**Short problem**
Give the number of lines below that contain "detached", with no other output.
-- BEGIN The records --
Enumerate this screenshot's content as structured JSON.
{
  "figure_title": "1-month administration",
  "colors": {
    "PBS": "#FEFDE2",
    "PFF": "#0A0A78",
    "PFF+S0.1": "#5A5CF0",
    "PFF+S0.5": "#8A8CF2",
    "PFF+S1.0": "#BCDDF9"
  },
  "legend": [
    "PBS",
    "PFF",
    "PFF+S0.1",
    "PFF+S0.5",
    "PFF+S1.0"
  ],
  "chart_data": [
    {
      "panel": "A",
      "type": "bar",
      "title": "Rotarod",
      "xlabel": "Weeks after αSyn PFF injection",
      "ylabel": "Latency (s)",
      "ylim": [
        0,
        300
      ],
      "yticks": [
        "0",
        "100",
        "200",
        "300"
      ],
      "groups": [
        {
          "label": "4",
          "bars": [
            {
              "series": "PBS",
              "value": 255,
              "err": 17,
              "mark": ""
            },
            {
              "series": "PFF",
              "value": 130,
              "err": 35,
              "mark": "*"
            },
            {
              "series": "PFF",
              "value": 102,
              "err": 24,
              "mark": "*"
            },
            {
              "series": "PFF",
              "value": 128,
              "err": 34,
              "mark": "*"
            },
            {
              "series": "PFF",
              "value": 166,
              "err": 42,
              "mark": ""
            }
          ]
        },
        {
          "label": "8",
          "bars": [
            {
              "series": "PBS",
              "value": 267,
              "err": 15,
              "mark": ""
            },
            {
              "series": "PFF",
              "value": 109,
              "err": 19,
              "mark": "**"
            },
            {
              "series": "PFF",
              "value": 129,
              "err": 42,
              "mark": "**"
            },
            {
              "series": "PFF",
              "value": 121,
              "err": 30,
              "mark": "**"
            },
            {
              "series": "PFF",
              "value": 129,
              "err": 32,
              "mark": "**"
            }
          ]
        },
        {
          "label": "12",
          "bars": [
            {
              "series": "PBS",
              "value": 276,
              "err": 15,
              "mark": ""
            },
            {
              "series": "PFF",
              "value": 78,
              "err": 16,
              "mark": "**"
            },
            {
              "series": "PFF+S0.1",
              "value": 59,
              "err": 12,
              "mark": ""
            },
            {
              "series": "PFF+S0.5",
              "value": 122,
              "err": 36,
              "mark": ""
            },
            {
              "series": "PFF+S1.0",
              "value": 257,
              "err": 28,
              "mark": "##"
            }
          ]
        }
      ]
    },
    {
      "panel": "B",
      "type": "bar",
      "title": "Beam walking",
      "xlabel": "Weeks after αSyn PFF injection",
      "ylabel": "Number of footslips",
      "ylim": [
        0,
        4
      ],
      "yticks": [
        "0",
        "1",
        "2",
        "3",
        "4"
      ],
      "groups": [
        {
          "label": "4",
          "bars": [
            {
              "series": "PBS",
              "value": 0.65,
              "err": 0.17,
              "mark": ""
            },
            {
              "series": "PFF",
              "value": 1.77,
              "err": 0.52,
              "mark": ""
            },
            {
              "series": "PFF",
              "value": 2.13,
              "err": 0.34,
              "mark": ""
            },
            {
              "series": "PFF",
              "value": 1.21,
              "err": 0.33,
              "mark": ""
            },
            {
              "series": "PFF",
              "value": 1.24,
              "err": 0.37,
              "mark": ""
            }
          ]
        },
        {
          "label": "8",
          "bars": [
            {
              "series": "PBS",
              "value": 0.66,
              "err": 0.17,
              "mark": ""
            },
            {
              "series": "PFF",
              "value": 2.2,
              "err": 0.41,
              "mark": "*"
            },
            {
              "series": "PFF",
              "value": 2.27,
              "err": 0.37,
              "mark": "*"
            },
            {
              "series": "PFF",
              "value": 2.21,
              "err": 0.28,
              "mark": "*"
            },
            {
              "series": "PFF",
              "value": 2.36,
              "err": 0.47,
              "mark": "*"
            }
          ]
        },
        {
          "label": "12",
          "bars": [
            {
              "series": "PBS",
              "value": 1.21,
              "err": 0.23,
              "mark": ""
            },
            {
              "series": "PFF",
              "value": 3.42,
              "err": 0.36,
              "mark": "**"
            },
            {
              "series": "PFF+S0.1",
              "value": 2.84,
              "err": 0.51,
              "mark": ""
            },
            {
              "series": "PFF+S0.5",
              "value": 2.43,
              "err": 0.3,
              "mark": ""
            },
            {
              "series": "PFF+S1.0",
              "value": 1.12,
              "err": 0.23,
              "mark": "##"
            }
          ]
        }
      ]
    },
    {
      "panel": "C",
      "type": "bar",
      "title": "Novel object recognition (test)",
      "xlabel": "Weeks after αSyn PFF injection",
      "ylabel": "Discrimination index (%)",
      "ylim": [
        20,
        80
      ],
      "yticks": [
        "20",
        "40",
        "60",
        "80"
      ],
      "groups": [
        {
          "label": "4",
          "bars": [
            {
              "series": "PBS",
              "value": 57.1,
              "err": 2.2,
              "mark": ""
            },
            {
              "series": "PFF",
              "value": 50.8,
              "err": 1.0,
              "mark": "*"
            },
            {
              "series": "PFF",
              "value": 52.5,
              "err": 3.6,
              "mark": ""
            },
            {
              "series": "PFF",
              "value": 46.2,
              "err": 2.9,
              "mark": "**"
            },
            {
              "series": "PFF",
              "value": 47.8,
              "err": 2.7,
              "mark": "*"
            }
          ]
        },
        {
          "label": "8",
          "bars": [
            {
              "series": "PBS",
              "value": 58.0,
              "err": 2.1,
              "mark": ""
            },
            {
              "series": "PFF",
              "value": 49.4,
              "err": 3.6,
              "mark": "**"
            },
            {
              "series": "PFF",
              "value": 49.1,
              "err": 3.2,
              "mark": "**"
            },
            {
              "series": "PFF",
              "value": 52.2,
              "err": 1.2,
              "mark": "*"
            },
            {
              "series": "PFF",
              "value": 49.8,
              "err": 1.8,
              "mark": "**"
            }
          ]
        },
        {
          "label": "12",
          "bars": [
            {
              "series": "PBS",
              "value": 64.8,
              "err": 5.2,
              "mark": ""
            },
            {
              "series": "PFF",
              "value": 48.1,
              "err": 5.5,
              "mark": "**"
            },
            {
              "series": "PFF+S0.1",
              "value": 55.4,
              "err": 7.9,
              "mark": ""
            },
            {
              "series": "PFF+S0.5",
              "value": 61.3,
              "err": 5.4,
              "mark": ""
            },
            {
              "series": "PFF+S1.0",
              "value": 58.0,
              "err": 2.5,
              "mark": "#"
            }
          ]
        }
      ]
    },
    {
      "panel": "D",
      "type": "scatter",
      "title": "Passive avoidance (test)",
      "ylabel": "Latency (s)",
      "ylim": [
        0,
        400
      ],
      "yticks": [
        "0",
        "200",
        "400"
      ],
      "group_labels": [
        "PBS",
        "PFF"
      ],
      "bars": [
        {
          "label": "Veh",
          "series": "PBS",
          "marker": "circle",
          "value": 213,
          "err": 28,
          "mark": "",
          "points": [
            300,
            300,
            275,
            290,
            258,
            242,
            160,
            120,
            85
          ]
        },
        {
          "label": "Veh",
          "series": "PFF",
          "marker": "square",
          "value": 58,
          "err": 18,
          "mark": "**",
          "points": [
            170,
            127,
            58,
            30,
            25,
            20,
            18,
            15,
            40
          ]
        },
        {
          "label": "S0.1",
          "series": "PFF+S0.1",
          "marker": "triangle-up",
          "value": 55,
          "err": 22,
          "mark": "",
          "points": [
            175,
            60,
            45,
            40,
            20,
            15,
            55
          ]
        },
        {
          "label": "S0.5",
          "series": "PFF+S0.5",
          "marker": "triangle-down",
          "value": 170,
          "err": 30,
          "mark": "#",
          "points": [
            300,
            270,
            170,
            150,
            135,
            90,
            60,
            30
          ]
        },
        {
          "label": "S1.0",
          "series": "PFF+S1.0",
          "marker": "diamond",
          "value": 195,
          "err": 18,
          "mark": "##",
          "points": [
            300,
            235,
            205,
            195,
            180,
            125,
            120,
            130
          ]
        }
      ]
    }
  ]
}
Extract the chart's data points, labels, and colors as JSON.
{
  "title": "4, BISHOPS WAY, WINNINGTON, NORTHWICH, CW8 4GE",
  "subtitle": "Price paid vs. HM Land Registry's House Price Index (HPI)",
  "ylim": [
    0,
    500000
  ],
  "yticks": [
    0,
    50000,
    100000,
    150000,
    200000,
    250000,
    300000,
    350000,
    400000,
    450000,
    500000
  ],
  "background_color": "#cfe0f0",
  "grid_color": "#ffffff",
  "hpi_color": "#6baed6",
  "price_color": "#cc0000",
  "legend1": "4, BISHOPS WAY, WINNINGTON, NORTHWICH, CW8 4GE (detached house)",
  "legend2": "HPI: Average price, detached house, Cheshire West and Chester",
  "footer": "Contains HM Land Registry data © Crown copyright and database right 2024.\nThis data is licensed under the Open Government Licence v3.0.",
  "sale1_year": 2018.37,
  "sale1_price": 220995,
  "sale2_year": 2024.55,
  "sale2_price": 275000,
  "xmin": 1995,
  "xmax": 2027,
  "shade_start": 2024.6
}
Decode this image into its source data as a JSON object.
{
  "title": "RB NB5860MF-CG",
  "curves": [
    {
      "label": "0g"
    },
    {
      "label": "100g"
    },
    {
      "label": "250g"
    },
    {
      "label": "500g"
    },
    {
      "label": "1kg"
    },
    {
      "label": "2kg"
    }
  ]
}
-- END The records --
**The answer**
2